Data items —
——————

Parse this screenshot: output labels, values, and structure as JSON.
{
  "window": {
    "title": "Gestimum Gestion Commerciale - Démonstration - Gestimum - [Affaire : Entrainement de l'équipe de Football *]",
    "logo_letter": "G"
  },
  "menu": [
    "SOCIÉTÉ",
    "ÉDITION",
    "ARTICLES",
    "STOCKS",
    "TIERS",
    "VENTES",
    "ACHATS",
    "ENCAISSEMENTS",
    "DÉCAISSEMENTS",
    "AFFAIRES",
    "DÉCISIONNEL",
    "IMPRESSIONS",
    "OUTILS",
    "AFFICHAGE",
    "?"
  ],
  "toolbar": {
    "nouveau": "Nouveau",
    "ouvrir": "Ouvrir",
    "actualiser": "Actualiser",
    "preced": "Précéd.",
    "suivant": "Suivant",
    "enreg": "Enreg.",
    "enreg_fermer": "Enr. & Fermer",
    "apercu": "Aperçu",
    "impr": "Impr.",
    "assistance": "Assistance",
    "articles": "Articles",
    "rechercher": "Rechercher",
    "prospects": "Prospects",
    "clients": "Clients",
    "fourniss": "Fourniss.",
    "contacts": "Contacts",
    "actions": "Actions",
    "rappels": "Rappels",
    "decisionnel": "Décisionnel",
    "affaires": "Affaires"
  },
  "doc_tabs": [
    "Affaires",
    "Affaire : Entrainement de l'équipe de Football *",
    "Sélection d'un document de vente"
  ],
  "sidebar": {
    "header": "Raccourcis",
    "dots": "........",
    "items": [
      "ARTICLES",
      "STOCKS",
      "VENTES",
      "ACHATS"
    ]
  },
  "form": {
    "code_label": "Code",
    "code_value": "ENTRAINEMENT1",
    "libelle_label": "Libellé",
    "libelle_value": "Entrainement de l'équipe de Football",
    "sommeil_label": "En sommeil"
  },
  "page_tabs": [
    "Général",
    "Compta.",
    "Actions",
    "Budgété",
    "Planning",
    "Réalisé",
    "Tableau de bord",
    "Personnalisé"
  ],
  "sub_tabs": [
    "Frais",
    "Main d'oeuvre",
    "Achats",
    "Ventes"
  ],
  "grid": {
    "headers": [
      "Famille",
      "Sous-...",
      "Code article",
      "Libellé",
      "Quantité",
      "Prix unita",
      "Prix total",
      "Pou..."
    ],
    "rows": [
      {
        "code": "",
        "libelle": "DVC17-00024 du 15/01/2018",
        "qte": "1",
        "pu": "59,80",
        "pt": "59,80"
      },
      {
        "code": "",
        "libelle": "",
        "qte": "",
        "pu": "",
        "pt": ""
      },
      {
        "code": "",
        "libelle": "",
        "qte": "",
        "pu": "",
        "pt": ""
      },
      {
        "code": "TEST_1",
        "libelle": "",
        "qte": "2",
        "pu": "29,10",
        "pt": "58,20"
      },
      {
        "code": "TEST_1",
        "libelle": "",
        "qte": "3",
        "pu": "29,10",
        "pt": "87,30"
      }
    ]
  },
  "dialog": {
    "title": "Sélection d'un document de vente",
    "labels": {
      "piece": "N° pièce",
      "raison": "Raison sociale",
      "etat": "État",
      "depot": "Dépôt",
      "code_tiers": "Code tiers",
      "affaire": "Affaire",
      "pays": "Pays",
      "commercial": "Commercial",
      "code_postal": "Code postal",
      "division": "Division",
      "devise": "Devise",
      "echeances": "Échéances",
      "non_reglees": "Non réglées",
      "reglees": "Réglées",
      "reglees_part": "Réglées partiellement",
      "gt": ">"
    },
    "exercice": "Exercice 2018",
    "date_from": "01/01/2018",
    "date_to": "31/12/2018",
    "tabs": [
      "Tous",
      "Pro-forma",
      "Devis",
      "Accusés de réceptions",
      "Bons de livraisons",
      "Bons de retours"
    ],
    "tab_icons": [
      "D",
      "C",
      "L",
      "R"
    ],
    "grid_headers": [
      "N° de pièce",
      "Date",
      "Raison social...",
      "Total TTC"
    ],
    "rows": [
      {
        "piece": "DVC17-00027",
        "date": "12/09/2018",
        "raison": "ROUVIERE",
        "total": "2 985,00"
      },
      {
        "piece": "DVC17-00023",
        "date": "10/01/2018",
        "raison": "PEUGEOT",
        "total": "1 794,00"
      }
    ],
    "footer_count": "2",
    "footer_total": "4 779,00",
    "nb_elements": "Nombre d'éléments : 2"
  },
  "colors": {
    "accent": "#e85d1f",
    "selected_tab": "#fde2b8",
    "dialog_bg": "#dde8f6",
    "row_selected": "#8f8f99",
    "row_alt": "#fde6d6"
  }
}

——————

Copy out each record exactly as given, omitting none.

Answer to the task —
Parse this screenshot: output labels, values, and structure as JSON.
{
  "window": {
    "title": "Gestimum Gestion Commerciale - Démonstration - Gestimum - [Affaire : Entrainement de l'équipe de Football *]",
    "logo_letter": "G"
  },
  "menu": [
    "SOCIÉTÉ",
    "ÉDITION",
    "ARTICLES",
    "STOCKS",
    "TIERS",
    "VENTES",
    "ACHATS",
    "ENCAISSEMENTS",
    "DÉCAISSEMENTS",
    "AFFAIRES",
    "DÉCISIONNEL",
    "IMPRESSIONS",
    "OUTILS",
    "AFFICHAGE",
    "?"
  ],
  "toolbar": {
    "nouveau": "Nouveau",
    "ouvrir": "Ouvrir",
    "actualiser": "Actualiser",
    "preced": "Précéd.",
    "suivant": "Suivant",
    "enreg": "Enreg.",
    "enreg_fermer": "Enr. & Fermer",
    "apercu": "Aperçu",
    "impr": "Impr.",
    "assistance": "Assistance",
    "articles": "Articles",
    "rechercher": "Rechercher",
    "prospects": "Prospects",
    "clients": "Clients",
    "fourniss": "Fourniss.",
    "contacts": "Contacts",
    "actions": "Actions",
    "rappels": "Rappels",
    "decisionnel": "Décisionnel",
    "affaires": "Affaires"
  },
  "doc_tabs": [
    "Affaires",
    "Affaire : Entrainement de l'équipe de Football *",
    "Sélection d'un document de vente"
  ],
  "sidebar": {
    "header": "Raccourcis",
    "dots": "........",
    "items": [
      "ARTICLES",
      "STOCKS",
      "VENTES",
      "ACHATS"
    ]
  },
  "form": {
    "code_label": "Code",
    "code_value": "ENTRAINEMENT1",
    "libelle_label": "Libellé",
    "libelle_value": "Entrainement de l'équipe de Football",
    "sommeil_label": "En sommeil"
  },
  "page_tabs": [
    "Général",
    "Compta.",
    "Actions",
    "Budgété",
    "Planning",
    "Réalisé",
    "Tableau de bord",
    "Personnalisé"
  ],
  "sub_tabs": [
    "Frais",
    "Main d'oeuvre",
    "Achats",
    "Ventes"
  ],
  "grid": {
    "headers": [
      "Famille",
      "Sous-...",
      "Code article",
      "Libellé",
      "Quantité",
      "Prix unita",
      "Prix total",
      "Pou..."
    ],
    "rows": [
      {
        "code": "",
        "libelle": "DVC17-00024 du 15/01/2018",
        "qte": "1",
        "pu": "59,80",
        "pt": "59,80"
      },
      {
        "code": "",
        "libelle": "",
        "qte": "",
        "pu": "",
        "pt": ""
      },
      {
        "code": "",
        "libelle": "",
        "qte": "",
        "pu": "",
        "pt": ""
      },
      {
        "code": "TEST_1",
        "libelle": "",
        "qte": "2",
        "pu": "29,10",
        "pt": "58,20"
      },
      {
        "code": "TEST_1",
        "libelle": "",
        "qte": "3",
        "pu": "29,10",
        "pt": "87,30"
      }
    ]
  },
  "dialog": {
    "title": "Sélection d'un document de vente",
    "labels": {
      "piece": "N° pièce",
      "raison": "Raison sociale",
      "etat": "État",
      "depot": "Dépôt",
      "code_tiers": "Code tiers",
      "affaire": "Affaire",
      "pays": "Pays",
      "commercial": "Commercial",
      "code_postal": "Code postal",
      "division": "Division",
      "devise": "Devise",
      "echeances": "Échéances",
      "non_reglees": "Non réglées",
      "reglees": "Réglées",
      "reglees_part": "Réglées partiellement",
      "gt": ">"
    },
    "exercice": "Exercice 2018",
    "date_from": "01/01/2018",
    "date_to": "31/12/2018",
    "tabs": [
      "Tous",
      "Pro-forma",
      "Devis",
      "Accusés de réceptions",
      "Bons de livraisons",
      "Bons de retours"
    ],
    "tab_icons": [
      "D",
      "C",
      "L",
      "R"
    ],
    "grid_headers": [
      "N° de pièce",
      "Date",
      "Raison social...",
      "Total TTC"
    ],
    "rows": [
      {
        "piece": "DVC17-00027",
        "date": "12/09/2018",
        "raison": "ROUVIERE",
        "total": "2 985,00"
      },
      {
        "piece": "DVC17-00023",
        "date": "10/01/2018",
        "raison": "PEUGEOT",
        "total": "1 794,00"
      }
    ],
    "footer_count": "2",
    "footer_total": "4 779,00",
    "nb_elements": "Nombre d'éléments : 2"
  },
  "colors": {
    "accent": "#e85d1f",
    "selected_tab": "#fde2b8",
    "dialog_bg": "#dde8f6",
    "row_selected": "#8f8f99",
    "row_alt": "#fde6d6"
  }
}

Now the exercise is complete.